> _Work to do_: Gather all lines from the material that contain "suitcase".

> _Stored dataset items_:

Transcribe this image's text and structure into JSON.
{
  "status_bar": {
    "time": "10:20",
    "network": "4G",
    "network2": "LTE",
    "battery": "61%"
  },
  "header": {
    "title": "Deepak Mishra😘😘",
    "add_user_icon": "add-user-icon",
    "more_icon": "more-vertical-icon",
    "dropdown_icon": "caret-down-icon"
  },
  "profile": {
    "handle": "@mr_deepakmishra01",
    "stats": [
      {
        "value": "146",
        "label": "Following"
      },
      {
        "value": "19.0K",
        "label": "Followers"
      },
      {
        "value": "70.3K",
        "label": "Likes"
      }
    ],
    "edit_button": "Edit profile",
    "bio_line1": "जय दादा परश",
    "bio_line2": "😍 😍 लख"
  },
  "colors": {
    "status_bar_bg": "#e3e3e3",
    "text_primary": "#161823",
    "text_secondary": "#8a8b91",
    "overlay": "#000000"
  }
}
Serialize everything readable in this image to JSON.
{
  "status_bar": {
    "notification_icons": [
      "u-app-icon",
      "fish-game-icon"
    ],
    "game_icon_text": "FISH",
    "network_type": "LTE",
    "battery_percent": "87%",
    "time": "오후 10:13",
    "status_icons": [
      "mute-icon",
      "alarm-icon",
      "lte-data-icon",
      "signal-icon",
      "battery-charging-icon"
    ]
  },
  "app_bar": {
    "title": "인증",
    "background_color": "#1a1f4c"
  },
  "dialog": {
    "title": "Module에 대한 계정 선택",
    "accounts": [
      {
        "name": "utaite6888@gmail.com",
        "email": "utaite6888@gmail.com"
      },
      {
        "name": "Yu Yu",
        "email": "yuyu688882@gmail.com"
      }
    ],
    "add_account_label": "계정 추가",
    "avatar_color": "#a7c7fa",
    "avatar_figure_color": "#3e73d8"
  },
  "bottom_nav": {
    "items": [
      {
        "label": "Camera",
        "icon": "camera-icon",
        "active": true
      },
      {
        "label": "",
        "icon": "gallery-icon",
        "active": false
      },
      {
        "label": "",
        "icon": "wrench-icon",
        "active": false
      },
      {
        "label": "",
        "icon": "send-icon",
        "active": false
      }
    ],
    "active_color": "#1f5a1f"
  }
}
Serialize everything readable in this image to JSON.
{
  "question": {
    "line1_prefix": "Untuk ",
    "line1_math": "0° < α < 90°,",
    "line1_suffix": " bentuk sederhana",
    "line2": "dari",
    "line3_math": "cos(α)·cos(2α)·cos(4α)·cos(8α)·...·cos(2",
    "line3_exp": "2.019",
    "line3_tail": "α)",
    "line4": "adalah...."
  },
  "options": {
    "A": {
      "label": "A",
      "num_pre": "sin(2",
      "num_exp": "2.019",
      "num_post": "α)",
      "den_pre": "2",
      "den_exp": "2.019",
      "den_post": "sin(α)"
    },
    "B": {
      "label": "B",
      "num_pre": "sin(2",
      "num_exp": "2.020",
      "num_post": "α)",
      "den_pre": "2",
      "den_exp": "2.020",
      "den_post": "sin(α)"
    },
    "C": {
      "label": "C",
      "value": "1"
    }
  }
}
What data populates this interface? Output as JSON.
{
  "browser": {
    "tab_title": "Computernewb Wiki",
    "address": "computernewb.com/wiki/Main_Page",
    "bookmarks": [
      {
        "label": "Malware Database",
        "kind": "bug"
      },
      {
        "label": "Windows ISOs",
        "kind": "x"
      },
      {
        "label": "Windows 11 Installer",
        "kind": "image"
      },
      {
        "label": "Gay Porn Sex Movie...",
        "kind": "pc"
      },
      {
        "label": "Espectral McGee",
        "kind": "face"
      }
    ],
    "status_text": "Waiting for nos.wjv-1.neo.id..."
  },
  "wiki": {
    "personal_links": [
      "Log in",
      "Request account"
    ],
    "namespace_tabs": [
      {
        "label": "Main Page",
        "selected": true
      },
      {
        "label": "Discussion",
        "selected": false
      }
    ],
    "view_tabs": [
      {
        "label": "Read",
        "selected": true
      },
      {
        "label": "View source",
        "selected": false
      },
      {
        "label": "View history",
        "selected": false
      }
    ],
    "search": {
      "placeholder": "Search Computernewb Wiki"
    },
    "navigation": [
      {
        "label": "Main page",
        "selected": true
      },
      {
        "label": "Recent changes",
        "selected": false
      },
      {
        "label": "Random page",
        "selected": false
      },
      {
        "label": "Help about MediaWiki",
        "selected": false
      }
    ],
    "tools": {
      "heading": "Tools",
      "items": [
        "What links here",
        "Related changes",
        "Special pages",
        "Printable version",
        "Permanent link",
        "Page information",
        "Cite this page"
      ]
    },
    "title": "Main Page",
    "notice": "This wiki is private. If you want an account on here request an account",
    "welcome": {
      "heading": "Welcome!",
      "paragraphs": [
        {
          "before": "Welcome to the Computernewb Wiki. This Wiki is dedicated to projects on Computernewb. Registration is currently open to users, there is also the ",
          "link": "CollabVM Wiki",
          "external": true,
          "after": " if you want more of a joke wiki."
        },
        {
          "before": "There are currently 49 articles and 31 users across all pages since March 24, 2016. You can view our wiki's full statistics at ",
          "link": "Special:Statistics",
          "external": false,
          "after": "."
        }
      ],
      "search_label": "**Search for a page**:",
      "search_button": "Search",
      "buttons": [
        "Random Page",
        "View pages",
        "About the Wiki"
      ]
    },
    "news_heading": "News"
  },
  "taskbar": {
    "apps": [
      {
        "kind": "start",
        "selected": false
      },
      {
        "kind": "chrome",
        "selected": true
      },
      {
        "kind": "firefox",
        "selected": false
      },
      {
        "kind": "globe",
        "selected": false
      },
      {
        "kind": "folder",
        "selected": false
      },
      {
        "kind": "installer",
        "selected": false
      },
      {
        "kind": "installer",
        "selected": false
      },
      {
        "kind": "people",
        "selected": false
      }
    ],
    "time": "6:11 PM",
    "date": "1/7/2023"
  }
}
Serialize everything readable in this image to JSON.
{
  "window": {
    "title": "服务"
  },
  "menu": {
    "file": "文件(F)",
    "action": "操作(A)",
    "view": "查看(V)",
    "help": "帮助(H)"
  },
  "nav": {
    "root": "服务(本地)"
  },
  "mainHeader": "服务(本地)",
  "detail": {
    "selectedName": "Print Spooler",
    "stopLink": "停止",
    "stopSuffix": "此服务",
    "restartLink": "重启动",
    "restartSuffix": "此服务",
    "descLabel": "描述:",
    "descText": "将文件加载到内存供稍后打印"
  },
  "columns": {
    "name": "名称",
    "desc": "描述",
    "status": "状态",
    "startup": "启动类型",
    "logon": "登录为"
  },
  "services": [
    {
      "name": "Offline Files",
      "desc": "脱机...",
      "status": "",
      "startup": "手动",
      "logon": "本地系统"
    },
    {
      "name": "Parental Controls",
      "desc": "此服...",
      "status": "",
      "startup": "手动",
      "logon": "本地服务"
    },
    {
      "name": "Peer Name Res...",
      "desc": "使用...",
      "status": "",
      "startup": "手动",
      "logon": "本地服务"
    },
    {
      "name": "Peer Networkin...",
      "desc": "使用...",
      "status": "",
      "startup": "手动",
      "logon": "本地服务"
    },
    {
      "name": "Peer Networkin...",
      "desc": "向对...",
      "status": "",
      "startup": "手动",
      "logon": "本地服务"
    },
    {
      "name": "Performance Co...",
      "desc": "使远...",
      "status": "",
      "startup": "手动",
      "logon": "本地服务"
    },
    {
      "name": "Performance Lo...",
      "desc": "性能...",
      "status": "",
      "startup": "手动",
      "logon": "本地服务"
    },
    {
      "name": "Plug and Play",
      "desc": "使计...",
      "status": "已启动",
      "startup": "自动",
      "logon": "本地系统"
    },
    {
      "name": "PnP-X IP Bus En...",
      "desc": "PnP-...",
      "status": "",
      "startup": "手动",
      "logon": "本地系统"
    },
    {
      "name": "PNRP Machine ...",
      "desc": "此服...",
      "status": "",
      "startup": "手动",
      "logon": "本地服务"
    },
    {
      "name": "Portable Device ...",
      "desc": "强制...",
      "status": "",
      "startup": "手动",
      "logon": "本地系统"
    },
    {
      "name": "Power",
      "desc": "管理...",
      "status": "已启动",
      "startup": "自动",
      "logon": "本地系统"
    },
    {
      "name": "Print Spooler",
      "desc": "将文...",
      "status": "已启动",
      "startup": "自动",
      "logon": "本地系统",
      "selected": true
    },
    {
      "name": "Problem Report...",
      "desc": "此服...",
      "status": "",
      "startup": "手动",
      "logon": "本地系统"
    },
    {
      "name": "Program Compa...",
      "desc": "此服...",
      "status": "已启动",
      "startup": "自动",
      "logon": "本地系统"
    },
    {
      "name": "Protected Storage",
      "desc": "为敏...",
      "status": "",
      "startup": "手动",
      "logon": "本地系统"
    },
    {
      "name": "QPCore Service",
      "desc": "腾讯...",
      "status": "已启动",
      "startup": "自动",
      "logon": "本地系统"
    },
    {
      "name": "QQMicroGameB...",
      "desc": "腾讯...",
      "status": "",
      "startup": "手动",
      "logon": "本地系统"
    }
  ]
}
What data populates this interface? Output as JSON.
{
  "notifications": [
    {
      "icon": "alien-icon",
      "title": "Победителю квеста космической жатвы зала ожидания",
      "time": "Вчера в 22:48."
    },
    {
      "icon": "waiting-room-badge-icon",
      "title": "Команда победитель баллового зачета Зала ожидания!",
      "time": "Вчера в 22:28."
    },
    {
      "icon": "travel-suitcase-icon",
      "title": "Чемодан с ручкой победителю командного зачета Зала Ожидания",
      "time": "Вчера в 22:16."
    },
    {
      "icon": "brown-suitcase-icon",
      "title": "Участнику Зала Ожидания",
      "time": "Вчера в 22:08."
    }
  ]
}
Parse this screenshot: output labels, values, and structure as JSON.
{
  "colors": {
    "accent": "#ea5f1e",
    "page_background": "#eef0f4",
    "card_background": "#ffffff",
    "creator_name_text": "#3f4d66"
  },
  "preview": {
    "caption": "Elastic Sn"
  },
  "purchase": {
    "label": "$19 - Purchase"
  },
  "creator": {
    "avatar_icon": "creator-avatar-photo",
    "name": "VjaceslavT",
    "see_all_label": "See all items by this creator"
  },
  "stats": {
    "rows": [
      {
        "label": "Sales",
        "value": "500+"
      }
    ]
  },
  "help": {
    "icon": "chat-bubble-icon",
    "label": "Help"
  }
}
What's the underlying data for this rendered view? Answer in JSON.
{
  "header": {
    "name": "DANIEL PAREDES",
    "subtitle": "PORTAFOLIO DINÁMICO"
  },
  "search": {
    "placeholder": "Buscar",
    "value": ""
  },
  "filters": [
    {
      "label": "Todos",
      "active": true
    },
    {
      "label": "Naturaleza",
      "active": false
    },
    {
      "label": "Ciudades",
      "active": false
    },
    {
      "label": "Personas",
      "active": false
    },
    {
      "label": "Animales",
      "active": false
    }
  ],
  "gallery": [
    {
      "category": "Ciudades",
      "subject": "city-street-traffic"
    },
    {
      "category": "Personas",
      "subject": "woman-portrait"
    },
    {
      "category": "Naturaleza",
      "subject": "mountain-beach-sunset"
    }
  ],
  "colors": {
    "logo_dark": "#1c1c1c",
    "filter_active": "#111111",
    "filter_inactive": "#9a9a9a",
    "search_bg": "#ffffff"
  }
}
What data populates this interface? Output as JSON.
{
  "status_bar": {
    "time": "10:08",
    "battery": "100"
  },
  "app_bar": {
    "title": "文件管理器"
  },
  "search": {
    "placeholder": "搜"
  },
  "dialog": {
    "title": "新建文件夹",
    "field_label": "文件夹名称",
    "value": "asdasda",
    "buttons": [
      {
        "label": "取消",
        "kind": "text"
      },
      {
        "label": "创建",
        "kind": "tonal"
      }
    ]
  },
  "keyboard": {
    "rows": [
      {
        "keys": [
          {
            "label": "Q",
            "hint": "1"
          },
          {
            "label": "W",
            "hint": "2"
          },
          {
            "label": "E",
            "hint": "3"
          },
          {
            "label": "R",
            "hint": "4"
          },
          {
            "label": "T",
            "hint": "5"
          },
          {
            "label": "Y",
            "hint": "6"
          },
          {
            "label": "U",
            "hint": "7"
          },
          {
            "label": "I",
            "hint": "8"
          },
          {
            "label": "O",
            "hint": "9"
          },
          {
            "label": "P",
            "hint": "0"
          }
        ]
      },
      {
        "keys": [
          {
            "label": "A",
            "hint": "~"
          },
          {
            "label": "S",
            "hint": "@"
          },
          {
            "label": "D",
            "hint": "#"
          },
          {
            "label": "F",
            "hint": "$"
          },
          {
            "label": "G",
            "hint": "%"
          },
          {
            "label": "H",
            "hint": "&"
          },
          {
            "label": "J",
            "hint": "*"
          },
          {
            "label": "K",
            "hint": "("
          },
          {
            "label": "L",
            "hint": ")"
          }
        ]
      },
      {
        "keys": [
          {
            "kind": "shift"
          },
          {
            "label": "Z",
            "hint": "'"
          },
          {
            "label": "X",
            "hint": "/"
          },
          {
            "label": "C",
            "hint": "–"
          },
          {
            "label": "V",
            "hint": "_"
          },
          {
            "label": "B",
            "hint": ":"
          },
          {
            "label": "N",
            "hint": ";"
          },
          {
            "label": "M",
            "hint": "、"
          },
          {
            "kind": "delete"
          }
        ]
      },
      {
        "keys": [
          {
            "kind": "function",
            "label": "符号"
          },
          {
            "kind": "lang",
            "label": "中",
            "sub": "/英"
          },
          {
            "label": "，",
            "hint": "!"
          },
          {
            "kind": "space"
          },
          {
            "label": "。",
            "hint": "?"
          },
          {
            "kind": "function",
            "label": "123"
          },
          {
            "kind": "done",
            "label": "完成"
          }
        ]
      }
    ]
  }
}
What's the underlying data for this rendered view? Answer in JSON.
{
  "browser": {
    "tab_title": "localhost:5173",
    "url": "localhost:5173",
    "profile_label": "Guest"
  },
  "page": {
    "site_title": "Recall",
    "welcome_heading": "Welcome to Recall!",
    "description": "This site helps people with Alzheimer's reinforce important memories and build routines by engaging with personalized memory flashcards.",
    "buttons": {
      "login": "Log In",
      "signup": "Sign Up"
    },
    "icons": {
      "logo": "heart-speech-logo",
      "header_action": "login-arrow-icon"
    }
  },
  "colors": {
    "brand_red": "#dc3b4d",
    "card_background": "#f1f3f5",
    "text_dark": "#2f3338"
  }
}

> _Finished exercise_:
      "icon": "travel-suitcase-icon",
      "icon": "brown-suitcase-icon",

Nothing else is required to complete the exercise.